YOUR INSTRUCTIONS: Copy out each line of the listing that has the word "right" in it.

(Structured figure records)
━━━━━━━━━━━━━━━━━━━━
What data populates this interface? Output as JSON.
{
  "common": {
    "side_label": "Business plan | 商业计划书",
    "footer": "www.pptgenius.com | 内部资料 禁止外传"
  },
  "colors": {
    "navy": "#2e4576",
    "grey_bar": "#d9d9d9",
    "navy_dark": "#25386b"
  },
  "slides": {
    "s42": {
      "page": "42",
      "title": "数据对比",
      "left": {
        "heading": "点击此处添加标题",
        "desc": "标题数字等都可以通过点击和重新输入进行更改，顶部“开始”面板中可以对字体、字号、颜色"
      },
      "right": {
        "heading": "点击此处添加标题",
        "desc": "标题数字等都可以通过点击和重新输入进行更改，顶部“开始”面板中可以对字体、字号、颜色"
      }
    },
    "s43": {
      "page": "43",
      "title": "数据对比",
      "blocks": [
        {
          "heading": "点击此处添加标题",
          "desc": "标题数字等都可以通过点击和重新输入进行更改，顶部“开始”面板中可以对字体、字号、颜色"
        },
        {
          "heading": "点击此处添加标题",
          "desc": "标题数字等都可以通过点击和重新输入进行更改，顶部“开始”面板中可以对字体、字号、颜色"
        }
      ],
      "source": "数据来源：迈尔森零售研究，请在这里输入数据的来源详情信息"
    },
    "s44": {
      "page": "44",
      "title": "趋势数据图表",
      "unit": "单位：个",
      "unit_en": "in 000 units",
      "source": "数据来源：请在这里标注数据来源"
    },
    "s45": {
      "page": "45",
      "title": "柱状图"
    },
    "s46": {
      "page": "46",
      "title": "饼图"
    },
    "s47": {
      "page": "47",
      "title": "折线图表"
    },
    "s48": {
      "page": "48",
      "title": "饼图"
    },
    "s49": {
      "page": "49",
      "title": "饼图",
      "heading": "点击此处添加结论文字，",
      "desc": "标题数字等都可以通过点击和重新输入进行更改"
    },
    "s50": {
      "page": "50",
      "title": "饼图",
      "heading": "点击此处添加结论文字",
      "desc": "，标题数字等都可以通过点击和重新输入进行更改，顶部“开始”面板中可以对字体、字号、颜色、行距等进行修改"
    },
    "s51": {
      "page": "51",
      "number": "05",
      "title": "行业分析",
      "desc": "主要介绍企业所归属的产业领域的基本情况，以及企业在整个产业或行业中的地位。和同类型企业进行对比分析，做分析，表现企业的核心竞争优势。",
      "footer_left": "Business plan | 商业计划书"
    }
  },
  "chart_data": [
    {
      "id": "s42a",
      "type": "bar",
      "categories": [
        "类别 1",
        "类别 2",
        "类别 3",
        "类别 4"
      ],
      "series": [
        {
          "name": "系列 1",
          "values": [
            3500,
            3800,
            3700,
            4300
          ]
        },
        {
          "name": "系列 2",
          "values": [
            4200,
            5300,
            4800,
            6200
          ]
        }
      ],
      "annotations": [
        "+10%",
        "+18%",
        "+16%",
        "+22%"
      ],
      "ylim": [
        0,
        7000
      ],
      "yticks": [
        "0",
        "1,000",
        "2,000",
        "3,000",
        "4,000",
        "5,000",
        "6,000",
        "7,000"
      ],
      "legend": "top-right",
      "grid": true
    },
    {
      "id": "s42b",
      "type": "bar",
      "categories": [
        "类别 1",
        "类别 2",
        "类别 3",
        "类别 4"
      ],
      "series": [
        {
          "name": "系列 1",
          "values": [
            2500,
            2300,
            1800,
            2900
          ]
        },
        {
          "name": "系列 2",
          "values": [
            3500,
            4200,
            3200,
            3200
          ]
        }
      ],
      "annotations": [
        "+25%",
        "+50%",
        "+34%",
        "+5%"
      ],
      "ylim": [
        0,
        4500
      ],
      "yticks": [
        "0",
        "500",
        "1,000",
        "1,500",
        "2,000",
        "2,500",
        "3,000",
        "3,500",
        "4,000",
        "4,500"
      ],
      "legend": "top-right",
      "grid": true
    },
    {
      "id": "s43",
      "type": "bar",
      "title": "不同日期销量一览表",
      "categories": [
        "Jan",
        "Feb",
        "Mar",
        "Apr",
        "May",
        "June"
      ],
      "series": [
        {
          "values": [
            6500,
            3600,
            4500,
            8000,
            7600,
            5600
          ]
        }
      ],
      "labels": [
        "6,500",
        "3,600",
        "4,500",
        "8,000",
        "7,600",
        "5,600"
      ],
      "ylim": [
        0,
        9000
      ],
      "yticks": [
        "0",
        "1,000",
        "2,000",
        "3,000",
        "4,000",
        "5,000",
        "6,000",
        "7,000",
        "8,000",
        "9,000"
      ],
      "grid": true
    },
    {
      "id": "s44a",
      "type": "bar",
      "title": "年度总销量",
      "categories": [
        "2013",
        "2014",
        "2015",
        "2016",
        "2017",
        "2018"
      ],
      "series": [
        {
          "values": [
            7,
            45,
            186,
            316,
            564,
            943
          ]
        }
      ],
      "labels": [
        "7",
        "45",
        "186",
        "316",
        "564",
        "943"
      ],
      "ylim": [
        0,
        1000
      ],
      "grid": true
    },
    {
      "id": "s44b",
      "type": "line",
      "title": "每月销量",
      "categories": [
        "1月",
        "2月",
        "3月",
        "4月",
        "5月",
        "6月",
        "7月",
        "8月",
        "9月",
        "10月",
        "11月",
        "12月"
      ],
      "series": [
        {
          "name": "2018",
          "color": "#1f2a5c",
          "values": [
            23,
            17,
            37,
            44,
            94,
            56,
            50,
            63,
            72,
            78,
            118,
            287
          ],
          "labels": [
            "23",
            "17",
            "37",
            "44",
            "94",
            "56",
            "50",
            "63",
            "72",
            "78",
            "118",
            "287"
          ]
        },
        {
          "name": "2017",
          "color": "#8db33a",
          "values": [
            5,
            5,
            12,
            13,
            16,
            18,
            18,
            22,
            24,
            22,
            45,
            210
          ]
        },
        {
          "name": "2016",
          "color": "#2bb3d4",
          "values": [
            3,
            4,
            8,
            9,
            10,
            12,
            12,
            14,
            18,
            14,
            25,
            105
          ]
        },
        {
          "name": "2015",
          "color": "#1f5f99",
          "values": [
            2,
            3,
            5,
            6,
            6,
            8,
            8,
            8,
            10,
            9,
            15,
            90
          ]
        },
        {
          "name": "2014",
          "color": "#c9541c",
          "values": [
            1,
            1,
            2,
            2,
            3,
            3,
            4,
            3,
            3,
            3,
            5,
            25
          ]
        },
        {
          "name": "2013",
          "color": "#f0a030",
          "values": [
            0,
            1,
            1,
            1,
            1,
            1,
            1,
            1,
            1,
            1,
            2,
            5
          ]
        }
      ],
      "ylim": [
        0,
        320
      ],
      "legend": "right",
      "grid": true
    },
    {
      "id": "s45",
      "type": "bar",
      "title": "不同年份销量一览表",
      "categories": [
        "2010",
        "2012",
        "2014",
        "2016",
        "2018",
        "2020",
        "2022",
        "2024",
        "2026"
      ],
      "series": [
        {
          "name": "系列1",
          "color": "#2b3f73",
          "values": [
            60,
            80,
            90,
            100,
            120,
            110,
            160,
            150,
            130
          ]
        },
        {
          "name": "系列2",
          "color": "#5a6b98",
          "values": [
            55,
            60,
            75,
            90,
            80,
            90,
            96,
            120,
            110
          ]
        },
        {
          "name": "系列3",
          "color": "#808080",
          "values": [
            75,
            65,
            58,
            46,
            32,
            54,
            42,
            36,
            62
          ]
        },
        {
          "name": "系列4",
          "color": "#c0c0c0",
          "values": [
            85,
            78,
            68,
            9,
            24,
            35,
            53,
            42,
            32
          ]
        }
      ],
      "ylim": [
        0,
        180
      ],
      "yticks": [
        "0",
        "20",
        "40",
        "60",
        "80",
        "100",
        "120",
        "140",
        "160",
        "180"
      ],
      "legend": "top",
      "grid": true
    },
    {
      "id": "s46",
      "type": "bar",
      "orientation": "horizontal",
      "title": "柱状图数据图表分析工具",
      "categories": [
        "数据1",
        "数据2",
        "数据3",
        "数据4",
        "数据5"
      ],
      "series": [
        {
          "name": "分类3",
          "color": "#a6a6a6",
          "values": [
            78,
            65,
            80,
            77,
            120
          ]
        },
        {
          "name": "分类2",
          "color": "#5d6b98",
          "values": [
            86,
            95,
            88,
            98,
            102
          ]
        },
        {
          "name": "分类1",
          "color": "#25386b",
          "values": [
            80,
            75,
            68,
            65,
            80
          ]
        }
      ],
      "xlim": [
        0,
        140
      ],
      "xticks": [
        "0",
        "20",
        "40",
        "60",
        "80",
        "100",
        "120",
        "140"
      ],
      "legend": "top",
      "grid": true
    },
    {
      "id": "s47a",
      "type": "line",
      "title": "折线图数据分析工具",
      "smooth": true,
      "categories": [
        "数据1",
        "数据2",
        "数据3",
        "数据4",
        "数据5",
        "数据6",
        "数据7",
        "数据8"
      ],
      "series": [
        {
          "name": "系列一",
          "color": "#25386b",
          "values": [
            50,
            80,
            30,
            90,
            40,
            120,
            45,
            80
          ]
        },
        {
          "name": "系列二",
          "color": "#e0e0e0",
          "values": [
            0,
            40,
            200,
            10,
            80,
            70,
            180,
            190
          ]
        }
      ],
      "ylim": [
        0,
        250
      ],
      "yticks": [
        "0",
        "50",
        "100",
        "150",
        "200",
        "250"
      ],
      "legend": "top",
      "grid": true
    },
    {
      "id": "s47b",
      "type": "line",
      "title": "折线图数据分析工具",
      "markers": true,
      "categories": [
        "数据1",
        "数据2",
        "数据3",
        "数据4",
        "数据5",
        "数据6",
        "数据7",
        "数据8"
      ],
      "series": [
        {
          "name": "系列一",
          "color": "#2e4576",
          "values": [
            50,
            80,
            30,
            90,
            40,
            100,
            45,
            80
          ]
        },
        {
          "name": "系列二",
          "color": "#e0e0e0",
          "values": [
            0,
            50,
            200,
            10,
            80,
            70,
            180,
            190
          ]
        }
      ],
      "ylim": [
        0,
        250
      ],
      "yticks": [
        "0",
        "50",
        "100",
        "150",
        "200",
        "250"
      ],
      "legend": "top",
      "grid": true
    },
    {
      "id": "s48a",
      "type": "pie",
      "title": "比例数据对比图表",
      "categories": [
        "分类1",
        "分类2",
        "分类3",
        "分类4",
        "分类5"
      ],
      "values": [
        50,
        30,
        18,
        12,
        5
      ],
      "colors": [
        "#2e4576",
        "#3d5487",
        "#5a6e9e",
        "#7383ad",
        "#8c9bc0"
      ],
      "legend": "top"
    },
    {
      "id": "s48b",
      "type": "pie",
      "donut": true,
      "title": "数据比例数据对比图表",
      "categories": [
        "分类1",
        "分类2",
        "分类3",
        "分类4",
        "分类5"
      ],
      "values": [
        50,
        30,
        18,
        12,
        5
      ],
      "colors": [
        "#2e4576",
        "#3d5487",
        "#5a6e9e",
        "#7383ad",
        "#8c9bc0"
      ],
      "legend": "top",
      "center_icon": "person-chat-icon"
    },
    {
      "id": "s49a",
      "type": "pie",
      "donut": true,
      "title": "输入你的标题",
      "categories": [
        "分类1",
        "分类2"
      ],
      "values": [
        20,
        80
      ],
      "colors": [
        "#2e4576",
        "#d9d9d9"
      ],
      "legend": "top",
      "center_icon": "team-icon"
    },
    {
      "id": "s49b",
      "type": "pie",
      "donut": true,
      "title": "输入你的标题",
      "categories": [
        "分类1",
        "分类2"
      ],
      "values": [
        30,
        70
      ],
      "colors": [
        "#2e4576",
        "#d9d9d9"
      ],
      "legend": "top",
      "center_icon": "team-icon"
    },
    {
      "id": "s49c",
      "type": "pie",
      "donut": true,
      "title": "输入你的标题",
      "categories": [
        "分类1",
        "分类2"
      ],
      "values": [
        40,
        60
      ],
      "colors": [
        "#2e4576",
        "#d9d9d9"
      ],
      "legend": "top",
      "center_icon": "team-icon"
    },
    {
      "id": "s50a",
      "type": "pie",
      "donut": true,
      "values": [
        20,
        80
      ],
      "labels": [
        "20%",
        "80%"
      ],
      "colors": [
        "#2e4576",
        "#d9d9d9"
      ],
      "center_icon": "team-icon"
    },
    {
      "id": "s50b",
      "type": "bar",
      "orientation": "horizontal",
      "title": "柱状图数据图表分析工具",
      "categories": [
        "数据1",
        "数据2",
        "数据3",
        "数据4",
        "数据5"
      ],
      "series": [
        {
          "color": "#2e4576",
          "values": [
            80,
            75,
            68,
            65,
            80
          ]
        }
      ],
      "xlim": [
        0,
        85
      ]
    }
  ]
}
━━━━━━━━━━━━━━━━━━━━
TASK OUTPUT:
      "right": {
      "legend": "top-right",
      "legend": "top-right",
      "legend": "right",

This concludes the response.